> TASK STATEMENT
From the entries below, please gather each line containing the string "tell".

BEGIN LISTING

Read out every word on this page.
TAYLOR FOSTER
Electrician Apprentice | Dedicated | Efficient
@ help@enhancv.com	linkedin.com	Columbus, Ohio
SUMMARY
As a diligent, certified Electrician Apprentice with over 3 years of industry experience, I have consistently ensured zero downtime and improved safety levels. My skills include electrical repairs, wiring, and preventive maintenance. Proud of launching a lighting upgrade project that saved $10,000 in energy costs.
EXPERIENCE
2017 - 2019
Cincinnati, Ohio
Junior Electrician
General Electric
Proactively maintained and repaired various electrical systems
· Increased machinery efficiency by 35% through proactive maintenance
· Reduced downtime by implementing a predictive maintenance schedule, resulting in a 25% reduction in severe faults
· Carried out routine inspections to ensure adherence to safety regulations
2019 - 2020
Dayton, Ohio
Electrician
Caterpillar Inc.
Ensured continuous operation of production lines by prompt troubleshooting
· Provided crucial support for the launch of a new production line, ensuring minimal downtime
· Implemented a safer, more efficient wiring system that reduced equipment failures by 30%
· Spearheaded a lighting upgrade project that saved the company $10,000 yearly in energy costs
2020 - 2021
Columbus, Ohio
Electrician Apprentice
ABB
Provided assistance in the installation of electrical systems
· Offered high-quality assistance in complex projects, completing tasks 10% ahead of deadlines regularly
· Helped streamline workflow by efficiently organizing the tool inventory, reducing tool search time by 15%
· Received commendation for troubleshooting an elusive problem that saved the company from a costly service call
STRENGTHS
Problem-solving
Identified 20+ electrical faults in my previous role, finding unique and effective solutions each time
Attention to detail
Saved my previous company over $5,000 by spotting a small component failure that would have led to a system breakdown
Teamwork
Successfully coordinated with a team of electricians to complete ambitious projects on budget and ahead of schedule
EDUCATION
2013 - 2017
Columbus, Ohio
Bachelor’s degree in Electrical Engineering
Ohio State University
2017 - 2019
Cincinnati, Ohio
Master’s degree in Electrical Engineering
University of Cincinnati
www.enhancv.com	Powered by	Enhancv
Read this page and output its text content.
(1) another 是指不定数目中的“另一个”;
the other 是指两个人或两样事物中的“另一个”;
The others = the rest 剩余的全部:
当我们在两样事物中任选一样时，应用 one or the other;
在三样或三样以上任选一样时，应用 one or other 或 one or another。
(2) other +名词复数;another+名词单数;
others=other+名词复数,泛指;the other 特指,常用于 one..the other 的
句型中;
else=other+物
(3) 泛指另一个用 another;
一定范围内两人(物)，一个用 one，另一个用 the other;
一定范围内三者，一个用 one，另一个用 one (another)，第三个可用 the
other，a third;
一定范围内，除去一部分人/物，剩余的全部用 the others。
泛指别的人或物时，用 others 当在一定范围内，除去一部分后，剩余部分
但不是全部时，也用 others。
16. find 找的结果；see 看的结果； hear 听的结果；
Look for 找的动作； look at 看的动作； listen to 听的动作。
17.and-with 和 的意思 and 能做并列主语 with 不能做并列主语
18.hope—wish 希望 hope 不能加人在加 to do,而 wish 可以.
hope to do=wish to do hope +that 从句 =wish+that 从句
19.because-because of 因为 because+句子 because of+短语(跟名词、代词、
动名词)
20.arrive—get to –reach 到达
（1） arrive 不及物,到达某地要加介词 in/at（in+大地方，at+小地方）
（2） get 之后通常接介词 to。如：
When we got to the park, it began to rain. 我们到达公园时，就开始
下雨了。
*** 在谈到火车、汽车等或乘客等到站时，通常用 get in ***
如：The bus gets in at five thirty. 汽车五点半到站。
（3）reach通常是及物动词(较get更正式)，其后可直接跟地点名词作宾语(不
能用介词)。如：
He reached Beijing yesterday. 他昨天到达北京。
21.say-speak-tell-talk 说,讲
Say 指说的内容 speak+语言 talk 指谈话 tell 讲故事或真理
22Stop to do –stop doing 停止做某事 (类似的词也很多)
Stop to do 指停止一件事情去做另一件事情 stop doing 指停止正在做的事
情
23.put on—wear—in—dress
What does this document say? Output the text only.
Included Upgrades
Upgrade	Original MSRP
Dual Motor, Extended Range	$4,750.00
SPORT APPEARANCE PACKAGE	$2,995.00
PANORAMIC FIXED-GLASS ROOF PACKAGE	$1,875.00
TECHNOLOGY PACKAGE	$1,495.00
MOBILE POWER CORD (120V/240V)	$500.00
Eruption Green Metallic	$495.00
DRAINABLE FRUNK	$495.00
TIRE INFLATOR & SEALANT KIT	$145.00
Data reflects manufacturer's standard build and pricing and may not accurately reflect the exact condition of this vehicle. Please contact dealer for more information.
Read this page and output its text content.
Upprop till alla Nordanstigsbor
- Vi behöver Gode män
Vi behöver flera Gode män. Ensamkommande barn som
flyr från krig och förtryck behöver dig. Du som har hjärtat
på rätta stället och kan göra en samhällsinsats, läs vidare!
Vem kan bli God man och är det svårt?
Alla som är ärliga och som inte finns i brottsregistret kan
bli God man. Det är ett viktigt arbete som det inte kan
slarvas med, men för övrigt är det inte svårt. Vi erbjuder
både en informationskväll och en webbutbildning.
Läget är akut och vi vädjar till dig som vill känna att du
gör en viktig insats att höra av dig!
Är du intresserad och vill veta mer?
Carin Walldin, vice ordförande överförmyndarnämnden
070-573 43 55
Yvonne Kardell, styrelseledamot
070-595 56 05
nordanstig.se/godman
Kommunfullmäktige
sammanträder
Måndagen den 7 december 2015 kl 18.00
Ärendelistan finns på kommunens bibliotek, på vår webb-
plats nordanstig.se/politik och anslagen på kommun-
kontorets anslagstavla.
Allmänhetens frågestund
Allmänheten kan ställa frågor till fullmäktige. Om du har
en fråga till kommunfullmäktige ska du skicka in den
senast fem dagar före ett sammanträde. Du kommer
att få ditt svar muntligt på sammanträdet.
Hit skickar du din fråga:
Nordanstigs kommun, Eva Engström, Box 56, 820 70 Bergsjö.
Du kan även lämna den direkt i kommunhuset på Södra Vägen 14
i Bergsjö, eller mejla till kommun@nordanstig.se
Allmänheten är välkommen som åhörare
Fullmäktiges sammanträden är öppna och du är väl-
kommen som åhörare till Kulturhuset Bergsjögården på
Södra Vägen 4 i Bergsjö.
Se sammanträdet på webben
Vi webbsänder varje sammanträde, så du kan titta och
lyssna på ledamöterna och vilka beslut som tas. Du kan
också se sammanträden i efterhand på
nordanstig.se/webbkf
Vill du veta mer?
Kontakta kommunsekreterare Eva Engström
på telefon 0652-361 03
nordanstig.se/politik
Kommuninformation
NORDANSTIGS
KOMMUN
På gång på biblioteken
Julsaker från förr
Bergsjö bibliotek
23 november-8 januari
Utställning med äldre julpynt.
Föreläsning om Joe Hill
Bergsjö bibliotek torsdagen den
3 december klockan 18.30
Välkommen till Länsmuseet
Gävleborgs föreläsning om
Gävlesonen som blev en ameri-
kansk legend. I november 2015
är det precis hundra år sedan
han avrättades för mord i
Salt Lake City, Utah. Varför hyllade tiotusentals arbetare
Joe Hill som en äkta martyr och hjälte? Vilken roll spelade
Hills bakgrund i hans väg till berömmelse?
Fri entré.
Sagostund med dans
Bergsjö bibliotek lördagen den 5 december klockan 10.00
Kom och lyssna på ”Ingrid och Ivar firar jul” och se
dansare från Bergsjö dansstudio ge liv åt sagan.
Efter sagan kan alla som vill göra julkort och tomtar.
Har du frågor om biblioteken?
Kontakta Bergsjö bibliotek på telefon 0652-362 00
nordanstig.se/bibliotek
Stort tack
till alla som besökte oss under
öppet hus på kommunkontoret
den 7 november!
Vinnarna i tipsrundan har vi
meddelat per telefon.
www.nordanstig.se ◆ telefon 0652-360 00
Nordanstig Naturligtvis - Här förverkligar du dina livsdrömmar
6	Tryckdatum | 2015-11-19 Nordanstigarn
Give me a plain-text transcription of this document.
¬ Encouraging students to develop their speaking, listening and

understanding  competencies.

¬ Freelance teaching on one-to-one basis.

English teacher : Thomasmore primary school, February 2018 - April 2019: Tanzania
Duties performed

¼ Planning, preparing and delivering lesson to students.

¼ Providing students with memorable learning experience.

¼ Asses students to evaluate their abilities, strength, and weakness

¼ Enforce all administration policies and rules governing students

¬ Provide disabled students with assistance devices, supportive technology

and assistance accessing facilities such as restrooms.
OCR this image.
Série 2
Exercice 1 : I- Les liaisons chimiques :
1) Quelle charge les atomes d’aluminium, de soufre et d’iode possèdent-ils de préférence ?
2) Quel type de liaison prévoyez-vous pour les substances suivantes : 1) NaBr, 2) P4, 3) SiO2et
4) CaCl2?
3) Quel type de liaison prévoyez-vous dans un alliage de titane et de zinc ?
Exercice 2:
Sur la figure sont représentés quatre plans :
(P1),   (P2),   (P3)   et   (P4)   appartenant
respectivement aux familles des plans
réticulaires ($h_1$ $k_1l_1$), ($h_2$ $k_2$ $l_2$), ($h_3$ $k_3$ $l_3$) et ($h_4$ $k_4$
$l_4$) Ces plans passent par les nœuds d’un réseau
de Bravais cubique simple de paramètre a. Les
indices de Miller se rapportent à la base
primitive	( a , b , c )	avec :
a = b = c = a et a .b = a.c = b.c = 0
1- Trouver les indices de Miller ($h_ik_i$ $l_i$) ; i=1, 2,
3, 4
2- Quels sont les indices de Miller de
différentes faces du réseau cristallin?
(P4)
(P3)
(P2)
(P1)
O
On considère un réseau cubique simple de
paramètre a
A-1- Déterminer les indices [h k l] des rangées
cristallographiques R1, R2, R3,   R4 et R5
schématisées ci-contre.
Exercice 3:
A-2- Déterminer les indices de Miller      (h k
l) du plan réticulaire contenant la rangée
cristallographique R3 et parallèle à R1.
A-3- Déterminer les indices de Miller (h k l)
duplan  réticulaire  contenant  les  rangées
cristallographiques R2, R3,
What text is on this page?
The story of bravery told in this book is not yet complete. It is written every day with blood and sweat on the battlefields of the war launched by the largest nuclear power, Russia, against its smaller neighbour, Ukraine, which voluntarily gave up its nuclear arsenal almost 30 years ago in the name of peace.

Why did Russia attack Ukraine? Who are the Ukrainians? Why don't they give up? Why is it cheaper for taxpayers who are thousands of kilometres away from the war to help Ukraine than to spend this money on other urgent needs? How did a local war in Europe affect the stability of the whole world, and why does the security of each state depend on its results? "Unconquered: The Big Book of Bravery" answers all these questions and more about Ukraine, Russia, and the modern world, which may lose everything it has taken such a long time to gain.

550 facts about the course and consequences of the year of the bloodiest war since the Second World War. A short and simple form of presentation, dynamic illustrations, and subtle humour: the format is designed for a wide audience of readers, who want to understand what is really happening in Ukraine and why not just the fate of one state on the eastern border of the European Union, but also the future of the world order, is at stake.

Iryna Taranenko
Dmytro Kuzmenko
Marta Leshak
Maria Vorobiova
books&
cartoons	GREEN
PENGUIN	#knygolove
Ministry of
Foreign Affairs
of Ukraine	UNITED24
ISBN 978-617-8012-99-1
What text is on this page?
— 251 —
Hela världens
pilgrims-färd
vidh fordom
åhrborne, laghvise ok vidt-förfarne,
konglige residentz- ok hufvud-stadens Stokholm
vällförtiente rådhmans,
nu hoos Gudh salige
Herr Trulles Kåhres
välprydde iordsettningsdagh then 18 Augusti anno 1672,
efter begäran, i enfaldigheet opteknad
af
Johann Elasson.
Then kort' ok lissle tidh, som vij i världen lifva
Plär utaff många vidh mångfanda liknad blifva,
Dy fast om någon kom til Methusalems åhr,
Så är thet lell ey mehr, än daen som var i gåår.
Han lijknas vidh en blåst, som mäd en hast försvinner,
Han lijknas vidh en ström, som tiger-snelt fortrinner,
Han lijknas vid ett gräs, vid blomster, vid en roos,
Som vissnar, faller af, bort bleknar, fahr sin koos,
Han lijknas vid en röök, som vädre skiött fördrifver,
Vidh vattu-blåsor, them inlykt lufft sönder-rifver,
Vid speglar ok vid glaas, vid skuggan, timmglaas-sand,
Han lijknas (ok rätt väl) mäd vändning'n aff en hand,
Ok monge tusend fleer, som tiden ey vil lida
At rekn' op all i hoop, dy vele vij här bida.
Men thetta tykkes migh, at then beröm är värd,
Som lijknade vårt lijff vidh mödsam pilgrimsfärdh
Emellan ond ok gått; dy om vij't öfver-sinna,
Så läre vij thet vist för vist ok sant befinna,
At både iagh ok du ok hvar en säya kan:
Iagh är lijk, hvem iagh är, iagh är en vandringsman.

END LISTING

> ANSWER TO THIS EXERCISE
21.say-speak-tell-talk 说,讲
Say 指说的内容 speak+语言 talk 指谈话 tell 讲故事或真理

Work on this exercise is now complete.